= Problem details =
Leave out the pictures and copy every record exactly.

— Start of Input rows —

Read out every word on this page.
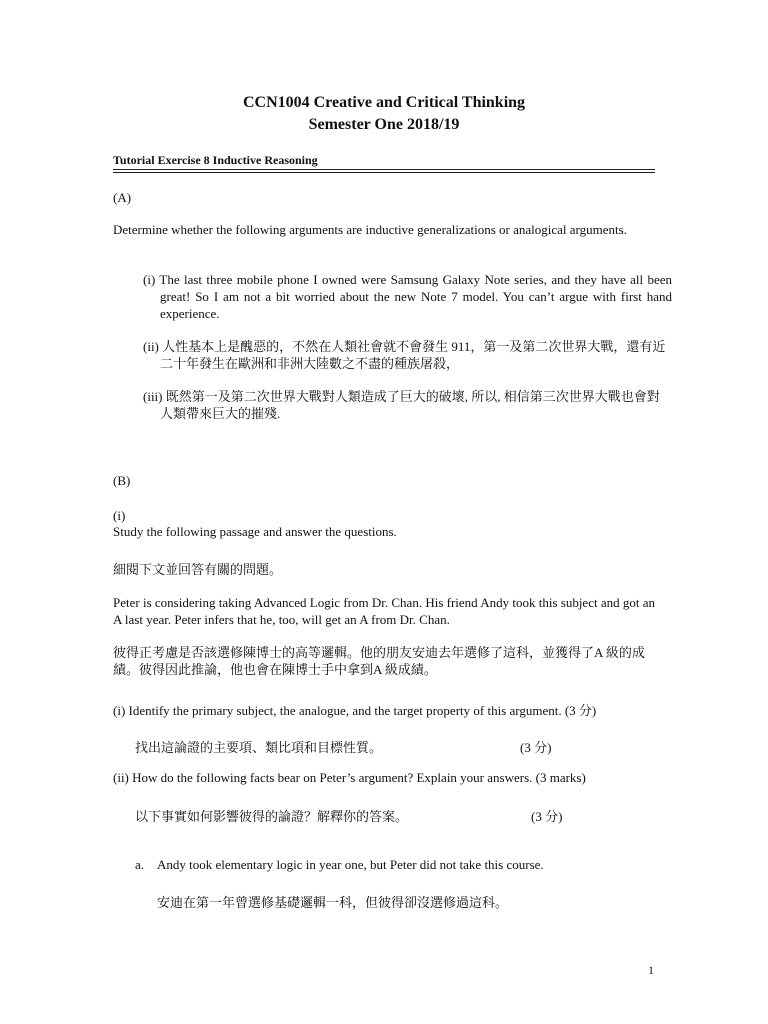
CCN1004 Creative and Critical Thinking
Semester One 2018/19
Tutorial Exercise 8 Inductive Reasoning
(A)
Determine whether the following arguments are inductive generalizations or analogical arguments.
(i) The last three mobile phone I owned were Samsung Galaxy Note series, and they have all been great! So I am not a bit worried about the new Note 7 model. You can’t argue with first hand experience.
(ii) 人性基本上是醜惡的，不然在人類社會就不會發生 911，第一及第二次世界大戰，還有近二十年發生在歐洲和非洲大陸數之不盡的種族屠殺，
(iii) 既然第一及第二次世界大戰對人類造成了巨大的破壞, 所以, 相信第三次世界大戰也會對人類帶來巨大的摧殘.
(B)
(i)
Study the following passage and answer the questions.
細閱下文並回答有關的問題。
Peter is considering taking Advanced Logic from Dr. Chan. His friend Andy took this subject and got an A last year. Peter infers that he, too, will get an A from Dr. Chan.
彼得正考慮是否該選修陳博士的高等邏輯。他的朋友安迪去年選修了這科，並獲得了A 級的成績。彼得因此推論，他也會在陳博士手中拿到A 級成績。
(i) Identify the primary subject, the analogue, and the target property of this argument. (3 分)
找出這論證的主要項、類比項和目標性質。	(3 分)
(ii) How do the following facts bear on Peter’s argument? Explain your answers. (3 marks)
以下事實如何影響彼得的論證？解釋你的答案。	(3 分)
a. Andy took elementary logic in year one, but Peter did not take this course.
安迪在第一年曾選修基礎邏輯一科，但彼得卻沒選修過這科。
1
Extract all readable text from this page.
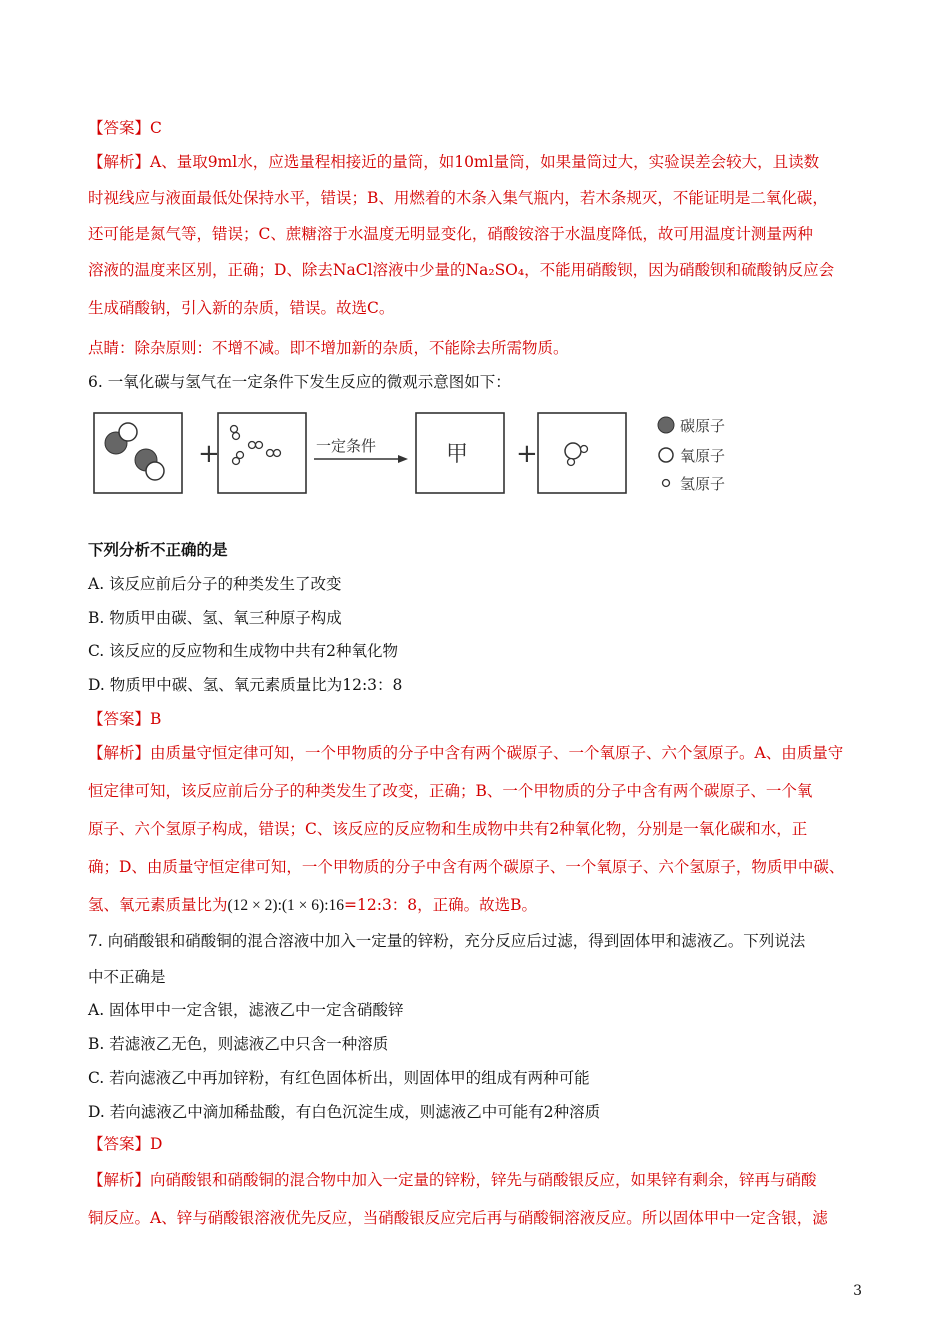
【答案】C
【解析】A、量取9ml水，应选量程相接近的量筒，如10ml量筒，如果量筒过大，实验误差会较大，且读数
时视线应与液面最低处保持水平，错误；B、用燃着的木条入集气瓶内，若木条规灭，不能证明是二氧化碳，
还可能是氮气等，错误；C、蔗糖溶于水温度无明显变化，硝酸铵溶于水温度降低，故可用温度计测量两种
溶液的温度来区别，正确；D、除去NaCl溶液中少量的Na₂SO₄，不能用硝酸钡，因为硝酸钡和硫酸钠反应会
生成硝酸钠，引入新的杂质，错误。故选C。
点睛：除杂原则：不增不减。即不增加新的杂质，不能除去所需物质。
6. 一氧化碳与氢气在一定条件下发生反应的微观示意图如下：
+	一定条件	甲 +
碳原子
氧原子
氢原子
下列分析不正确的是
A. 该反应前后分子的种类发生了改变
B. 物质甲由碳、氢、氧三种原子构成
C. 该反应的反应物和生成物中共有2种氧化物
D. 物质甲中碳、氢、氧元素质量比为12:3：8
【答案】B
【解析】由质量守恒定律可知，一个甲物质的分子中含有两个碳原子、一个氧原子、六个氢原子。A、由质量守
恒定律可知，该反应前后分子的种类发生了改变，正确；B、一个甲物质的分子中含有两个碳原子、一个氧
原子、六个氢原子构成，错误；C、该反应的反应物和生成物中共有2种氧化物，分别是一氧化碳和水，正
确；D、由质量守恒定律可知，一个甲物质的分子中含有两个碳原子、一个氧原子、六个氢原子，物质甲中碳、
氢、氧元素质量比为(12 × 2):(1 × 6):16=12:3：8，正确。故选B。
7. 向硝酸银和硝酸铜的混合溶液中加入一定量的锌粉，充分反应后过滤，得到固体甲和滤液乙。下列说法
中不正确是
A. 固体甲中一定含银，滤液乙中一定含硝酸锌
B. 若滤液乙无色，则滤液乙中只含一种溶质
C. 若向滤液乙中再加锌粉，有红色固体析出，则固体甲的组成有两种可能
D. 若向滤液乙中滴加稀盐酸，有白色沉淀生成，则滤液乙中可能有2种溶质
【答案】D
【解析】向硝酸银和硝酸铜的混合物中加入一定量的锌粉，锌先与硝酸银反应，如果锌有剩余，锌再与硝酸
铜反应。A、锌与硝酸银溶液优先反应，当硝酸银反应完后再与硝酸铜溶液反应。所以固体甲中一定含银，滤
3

— End of Input rows —

= Task solution =
Read out every word on this page.
CCN1004 Creative and Critical Thinking
Semester One 2018/19
Tutorial Exercise 8 Inductive Reasoning
(A)
Determine whether the following arguments are inductive generalizations or analogical arguments.
(i) The last three mobile phone I owned were Samsung Galaxy Note series, and they have all been great! So I am not a bit worried about the new Note 7 model. You can’t argue with first hand experience.
(ii) 人性基本上是醜惡的，不然在人類社會就不會發生 911，第一及第二次世界大戰，還有近二十年發生在歐洲和非洲大陸數之不盡的種族屠殺，
(iii) 既然第一及第二次世界大戰對人類造成了巨大的破壞, 所以, 相信第三次世界大戰也會對人類帶來巨大的摧殘.
(B)
(i)
Study the following passage and answer the questions.
細閱下文並回答有關的問題。
Peter is considering taking Advanced Logic from Dr. Chan. His friend Andy took this subject and got an A last year. Peter infers that he, too, will get an A from Dr. Chan.
彼得正考慮是否該選修陳博士的高等邏輯。他的朋友安迪去年選修了這科，並獲得了A 級的成績。彼得因此推論，他也會在陳博士手中拿到A 級成績。
(i) Identify the primary subject, the analogue, and the target property of this argument. (3 分)
找出這論證的主要項、類比項和目標性質。	(3 分)
(ii) How do the following facts bear on Peter’s argument? Explain your answers. (3 marks)
以下事實如何影響彼得的論證？解釋你的答案。	(3 分)
a. Andy took elementary logic in year one, but Peter did not take this course.
安迪在第一年曾選修基礎邏輯一科，但彼得卻沒選修過這科。
1
Extract all readable text from this page.
【答案】C
【解析】A、量取9ml水，应选量程相接近的量筒，如10ml量筒，如果量筒过大，实验误差会较大，且读数
时视线应与液面最低处保持水平，错误；B、用燃着的木条入集气瓶内，若木条规灭，不能证明是二氧化碳，
还可能是氮气等，错误；C、蔗糖溶于水温度无明显变化，硝酸铵溶于水温度降低，故可用温度计测量两种
溶液的温度来区别，正确；D、除去NaCl溶液中少量的Na₂SO₄，不能用硝酸钡，因为硝酸钡和硫酸钠反应会
生成硝酸钠，引入新的杂质，错误。故选C。
点睛：除杂原则：不增不减。即不增加新的杂质，不能除去所需物质。
6. 一氧化碳与氢气在一定条件下发生反应的微观示意图如下：
+	一定条件	甲 +
碳原子
氧原子
氢原子
下列分析不正确的是
A. 该反应前后分子的种类发生了改变
B. 物质甲由碳、氢、氧三种原子构成
C. 该反应的反应物和生成物中共有2种氧化物
D. 物质甲中碳、氢、氧元素质量比为12:3：8
【答案】B
【解析】由质量守恒定律可知，一个甲物质的分子中含有两个碳原子、一个氧原子、六个氢原子。A、由质量守
恒定律可知，该反应前后分子的种类发生了改变，正确；B、一个甲物质的分子中含有两个碳原子、一个氧
原子、六个氢原子构成，错误；C、该反应的反应物和生成物中共有2种氧化物，分别是一氧化碳和水，正
确；D、由质量守恒定律可知，一个甲物质的分子中含有两个碳原子、一个氧原子、六个氢原子，物质甲中碳、
氢、氧元素质量比为(12 × 2):(1 × 6):16=12:3：8，正确。故选B。
7. 向硝酸银和硝酸铜的混合溶液中加入一定量的锌粉，充分反应后过滤，得到固体甲和滤液乙。下列说法
中不正确是
A. 固体甲中一定含银，滤液乙中一定含硝酸锌
B. 若滤液乙无色，则滤液乙中只含一种溶质
C. 若向滤液乙中再加锌粉，有红色固体析出，则固体甲的组成有两种可能
D. 若向滤液乙中滴加稀盐酸，有白色沉淀生成，则滤液乙中可能有2种溶质
【答案】D
【解析】向硝酸银和硝酸铜的混合物中加入一定量的锌粉，锌先与硝酸银反应，如果锌有剩余，锌再与硝酸
铜反应。A、锌与硝酸银溶液优先反应，当硝酸银反应完后再与硝酸铜溶液反应。所以固体甲中一定含银，滤
3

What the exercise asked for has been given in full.